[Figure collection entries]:
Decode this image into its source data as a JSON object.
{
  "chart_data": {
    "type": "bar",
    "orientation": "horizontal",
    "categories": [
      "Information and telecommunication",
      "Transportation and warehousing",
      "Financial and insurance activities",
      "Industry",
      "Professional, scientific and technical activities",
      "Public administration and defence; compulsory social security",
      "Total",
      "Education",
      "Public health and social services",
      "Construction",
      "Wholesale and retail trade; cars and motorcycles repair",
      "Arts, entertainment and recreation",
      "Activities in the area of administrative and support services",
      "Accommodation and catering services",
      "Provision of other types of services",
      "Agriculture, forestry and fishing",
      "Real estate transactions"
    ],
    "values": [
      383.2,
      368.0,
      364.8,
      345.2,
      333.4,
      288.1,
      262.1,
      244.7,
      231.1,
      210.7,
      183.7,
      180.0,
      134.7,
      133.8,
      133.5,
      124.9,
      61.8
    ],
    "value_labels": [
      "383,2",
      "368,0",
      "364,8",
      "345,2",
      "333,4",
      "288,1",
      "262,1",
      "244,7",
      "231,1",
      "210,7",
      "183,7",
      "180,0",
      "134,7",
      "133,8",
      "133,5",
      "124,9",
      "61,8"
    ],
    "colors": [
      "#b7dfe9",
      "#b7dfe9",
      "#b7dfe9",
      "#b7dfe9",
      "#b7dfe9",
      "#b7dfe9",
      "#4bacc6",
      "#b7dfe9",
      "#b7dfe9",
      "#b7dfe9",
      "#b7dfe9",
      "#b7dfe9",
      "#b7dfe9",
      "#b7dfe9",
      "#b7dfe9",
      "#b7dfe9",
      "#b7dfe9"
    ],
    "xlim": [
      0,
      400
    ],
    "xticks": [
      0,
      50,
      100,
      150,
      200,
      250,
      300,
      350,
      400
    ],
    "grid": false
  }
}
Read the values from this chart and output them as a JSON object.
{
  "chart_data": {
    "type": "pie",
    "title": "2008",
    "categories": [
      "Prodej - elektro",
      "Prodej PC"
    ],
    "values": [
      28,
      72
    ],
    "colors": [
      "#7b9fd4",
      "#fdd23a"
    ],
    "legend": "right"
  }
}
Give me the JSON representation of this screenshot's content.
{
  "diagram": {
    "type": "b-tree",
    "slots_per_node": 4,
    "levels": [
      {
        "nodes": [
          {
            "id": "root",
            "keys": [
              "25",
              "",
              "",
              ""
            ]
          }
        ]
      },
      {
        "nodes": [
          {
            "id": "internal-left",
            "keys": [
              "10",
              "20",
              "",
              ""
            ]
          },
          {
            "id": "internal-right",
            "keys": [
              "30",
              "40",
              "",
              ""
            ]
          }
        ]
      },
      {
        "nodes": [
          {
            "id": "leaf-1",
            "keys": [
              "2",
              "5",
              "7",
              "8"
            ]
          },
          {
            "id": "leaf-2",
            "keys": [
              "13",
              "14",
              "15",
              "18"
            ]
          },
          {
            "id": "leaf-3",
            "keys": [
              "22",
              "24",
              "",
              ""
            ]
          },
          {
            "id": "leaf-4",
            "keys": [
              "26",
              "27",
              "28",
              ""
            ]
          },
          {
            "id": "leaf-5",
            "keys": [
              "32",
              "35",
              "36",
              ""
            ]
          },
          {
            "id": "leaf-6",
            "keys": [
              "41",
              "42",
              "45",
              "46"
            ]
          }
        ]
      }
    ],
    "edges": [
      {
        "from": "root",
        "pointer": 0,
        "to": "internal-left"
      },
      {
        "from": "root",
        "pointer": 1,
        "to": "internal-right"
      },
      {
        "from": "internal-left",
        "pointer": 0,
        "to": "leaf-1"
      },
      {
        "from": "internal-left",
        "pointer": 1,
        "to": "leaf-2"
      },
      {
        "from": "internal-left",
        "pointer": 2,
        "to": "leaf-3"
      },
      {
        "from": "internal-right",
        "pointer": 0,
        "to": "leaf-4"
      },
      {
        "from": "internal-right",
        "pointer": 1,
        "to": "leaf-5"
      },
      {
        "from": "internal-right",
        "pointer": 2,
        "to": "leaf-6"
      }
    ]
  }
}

[What to work on]: Copy out each line in the listing that has the word "Public".

[Response]:
      "Public administration and defence; compulsory social security",
      "Public health and social services",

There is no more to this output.